-- start --

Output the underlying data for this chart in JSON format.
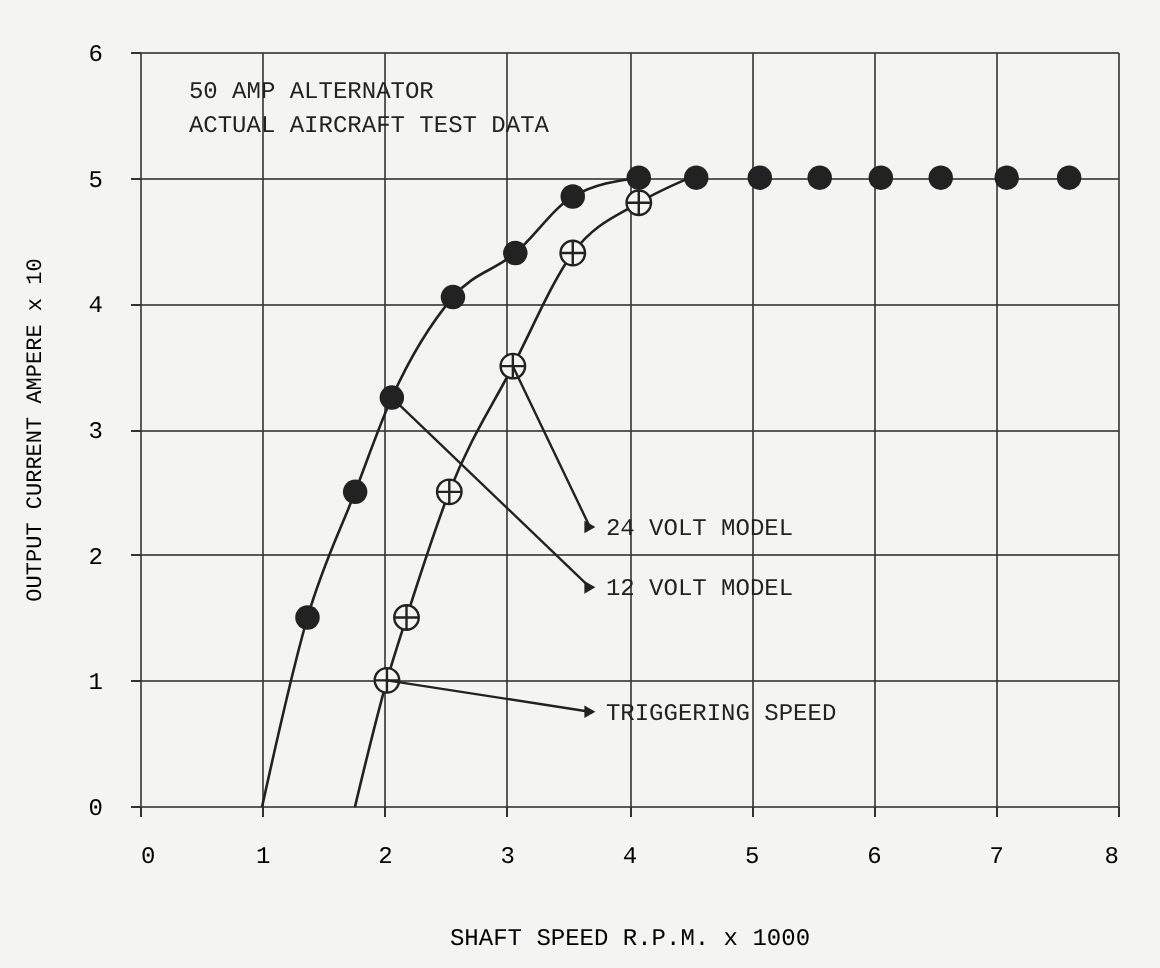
{
  "chart_data": {
    "type": "line",
    "xlabel": "SHAFT SPEED  R.P.M. x 1000",
    "ylabel": "OUTPUT CURRENT AMPERE x 10",
    "annotations": [
      "50 AMP ALTERNATOR",
      "ACTUAL AIRCRAFT TEST DATA",
      {
        "text": "24 VOLT MODEL",
        "x": 3.05,
        "y": 3.5
      },
      {
        "text": "12 VOLT MODEL",
        "x": 2.06,
        "y": 3.25
      },
      {
        "text": "TRIGGERING SPEED",
        "x": 2.02,
        "y": 1.0
      }
    ],
    "series": [
      {
        "color": "#222222",
        "marker": "none",
        "line_style": "solid",
        "x": [
          1.0,
          1.37,
          1.76,
          2.06,
          2.56,
          3.07,
          3.54,
          4.08
        ],
        "values": [
          0,
          1.5,
          2.5,
          3.25,
          4.05,
          4.4,
          4.85,
          5.0
        ]
      },
      {
        "color": "#222222",
        "marker": "none",
        "line_style": "solid",
        "x": [
          1.76,
          2.02,
          2.18,
          2.53,
          3.05,
          3.54,
          4.08,
          4.5
        ],
        "values": [
          0,
          1.0,
          1.5,
          2.5,
          3.5,
          4.4,
          4.8,
          5.0
        ]
      },
      {
        "type": "scatter",
        "color": "#222222",
        "marker": "circle",
        "x": [
          1.37,
          1.76,
          2.06,
          2.56,
          3.07,
          3.54,
          4.08,
          4.55,
          5.07,
          5.56,
          6.06,
          6.55,
          7.09,
          7.6
        ],
        "values": [
          1.5,
          2.5,
          3.25,
          4.05,
          4.4,
          4.85,
          5.0,
          5.0,
          5.0,
          5.0,
          5.0,
          5.0,
          5.0,
          5.0
        ]
      },
      {
        "type": "scatter",
        "color": "#222222",
        "marker": "cross",
        "x": [
          2.02,
          2.18,
          2.53,
          3.05,
          3.54,
          4.08
        ],
        "values": [
          1.0,
          1.5,
          2.5,
          3.5,
          4.4,
          4.8
        ]
      }
    ],
    "xlim": [
      0,
      8
    ],
    "xticks": [
      0,
      1,
      2,
      3,
      4,
      5,
      6,
      7,
      8
    ],
    "ylim": [
      0,
      6
    ],
    "yticks": [
      0,
      1,
      2,
      3,
      4,
      5,
      6
    ],
    "grid": true
  }
}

-- end --

● **REQUIRED TASK**
Report every line in the data above in which the word "VOLT" appears.

● **PROBLEM SOLUTION**
        "text": "24 VOLT MODEL",
        "text": "12 VOLT MODEL",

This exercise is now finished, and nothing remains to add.